== Problem requirements ==
Single out each line with the word "time" and copy it.

[Records from a collection]
■ ■ ■ ■ ■ ■ ■

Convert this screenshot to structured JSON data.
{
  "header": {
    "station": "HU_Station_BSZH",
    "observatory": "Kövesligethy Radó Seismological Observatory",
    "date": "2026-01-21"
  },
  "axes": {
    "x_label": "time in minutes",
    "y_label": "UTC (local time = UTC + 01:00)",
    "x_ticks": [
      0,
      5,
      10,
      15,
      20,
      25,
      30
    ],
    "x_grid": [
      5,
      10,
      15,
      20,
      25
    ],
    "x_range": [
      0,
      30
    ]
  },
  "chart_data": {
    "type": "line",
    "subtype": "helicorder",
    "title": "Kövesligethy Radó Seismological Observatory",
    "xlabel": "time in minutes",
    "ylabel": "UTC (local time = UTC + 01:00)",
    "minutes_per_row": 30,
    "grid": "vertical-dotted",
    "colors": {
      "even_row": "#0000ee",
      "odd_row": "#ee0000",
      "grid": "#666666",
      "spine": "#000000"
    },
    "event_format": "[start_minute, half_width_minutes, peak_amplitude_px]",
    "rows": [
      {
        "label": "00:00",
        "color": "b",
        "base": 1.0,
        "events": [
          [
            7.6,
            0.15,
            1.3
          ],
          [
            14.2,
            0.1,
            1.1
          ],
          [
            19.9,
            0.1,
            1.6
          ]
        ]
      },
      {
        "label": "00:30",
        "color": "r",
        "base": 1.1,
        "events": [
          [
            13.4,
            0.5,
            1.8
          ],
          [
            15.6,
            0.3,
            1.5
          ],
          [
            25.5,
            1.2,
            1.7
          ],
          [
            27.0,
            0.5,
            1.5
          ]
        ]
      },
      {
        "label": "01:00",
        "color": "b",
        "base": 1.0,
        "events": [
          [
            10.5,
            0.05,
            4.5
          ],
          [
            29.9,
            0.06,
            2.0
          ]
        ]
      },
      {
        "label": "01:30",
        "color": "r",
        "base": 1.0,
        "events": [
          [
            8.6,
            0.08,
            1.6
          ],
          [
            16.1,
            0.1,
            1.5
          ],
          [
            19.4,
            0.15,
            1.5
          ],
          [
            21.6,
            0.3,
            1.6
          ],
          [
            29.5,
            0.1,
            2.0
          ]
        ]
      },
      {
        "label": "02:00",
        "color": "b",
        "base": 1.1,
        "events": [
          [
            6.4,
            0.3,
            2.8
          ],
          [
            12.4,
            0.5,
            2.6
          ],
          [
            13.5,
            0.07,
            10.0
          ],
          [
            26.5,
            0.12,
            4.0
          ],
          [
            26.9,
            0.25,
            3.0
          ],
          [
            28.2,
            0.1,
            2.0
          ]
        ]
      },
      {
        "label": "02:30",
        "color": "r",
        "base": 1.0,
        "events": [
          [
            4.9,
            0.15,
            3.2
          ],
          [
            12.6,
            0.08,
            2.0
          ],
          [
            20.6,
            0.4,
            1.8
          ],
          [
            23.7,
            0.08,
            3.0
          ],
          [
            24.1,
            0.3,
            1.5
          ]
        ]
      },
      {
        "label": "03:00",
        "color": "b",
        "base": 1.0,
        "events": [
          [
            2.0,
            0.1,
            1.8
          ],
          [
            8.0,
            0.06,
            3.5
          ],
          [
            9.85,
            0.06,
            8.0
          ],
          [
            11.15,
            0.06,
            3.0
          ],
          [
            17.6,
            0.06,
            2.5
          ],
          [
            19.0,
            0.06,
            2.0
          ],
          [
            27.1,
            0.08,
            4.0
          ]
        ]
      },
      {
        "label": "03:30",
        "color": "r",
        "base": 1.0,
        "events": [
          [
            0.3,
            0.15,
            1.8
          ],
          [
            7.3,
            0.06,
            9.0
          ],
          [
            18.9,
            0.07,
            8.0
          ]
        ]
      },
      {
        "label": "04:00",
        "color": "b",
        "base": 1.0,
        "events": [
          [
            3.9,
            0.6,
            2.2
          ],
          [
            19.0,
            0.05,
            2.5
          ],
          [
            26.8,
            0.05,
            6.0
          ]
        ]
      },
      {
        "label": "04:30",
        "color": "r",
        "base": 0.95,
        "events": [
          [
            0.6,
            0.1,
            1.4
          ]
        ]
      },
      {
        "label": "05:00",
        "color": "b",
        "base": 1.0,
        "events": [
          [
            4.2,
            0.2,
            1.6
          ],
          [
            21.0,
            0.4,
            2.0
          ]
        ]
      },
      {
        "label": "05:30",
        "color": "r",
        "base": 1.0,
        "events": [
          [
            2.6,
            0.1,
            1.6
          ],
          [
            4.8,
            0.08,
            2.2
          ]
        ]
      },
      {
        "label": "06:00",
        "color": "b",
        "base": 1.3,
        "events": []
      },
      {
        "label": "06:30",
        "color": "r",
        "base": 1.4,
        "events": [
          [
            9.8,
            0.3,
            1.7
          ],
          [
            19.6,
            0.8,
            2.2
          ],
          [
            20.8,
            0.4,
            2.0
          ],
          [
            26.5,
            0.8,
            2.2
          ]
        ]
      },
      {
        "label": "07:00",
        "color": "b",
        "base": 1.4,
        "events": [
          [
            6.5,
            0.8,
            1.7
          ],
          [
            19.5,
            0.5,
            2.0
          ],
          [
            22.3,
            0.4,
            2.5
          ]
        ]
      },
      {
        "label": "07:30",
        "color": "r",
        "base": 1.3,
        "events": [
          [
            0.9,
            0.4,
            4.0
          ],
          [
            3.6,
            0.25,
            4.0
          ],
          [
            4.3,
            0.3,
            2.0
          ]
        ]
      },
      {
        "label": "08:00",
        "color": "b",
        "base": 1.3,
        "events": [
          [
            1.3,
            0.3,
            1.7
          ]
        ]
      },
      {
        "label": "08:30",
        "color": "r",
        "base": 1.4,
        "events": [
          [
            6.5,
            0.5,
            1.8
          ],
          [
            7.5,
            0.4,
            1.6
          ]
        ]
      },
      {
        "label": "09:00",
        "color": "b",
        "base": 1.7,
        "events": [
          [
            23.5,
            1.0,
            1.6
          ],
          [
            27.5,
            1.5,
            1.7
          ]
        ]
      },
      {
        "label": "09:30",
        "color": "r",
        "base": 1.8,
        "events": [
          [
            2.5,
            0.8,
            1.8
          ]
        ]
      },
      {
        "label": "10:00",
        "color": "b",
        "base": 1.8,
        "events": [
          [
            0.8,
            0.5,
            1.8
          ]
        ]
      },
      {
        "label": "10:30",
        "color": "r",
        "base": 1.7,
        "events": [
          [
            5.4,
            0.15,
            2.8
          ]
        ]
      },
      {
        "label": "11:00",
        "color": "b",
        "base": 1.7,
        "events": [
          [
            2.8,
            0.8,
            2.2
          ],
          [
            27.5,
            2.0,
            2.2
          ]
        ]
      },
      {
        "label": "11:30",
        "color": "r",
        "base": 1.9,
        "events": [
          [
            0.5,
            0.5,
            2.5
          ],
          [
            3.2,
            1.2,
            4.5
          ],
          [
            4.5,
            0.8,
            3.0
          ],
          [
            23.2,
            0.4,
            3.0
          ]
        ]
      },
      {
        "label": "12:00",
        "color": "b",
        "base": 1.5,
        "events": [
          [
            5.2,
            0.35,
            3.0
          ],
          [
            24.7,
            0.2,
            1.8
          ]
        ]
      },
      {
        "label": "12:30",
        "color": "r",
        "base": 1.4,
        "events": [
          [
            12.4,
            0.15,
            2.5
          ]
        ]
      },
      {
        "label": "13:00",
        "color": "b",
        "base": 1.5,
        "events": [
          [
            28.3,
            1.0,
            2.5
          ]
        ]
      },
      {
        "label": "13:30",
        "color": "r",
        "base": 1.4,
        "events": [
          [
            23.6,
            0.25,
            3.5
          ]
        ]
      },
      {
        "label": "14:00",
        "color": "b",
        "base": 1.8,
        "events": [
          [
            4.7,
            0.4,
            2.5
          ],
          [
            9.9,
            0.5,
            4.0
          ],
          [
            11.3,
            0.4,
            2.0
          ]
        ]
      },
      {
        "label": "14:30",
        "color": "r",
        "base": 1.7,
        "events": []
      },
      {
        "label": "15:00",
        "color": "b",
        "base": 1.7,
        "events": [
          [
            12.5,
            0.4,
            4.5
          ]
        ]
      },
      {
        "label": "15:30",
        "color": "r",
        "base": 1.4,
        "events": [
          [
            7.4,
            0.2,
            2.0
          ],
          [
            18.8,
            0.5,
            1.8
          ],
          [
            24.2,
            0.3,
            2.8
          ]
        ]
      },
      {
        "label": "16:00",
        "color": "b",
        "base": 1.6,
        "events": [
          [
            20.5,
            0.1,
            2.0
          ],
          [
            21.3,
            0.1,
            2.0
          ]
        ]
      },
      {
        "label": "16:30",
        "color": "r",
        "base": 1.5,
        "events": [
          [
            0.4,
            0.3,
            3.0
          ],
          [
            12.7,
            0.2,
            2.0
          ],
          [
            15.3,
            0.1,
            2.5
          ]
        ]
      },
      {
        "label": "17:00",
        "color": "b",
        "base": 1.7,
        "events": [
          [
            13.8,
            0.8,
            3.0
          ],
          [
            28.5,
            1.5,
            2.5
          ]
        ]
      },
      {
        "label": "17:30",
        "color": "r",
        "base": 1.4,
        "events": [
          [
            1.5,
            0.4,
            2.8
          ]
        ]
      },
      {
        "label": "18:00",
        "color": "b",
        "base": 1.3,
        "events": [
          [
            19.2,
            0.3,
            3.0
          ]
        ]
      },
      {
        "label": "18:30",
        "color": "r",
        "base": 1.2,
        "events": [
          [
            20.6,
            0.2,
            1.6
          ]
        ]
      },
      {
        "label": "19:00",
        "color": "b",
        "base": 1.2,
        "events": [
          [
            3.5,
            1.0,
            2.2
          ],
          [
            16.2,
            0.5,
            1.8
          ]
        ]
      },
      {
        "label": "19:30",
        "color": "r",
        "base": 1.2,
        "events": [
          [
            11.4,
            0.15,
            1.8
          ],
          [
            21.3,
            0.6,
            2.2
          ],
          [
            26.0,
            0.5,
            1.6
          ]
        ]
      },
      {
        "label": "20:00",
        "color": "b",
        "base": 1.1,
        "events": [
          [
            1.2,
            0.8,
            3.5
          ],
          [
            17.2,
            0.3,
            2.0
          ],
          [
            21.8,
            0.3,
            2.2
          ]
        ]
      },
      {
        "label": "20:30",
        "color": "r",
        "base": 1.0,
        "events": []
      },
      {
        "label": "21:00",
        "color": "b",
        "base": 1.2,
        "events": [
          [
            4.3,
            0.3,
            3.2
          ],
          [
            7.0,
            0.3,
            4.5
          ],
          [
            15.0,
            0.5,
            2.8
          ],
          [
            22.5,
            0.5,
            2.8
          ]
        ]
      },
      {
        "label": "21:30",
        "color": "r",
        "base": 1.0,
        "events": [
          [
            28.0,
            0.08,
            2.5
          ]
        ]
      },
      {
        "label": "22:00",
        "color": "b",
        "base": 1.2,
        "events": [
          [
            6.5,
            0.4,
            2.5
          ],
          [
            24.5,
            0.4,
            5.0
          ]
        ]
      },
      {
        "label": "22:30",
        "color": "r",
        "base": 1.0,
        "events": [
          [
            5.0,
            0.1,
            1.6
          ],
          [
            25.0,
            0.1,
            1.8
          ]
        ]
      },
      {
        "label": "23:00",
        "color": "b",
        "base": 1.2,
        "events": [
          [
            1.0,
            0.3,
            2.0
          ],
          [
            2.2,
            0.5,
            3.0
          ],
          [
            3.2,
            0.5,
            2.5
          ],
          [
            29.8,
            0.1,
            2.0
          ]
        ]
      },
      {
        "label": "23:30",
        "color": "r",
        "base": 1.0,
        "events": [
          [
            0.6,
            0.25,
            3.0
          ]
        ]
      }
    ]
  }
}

■ ■ ■ ■ ■ ■ ■

== The response ==
    "x_label": "time in minutes",
    "y_label": "UTC (local time = UTC + 01:00)",
    "xlabel": "time in minutes",
    "ylabel": "UTC (local time = UTC + 01:00)",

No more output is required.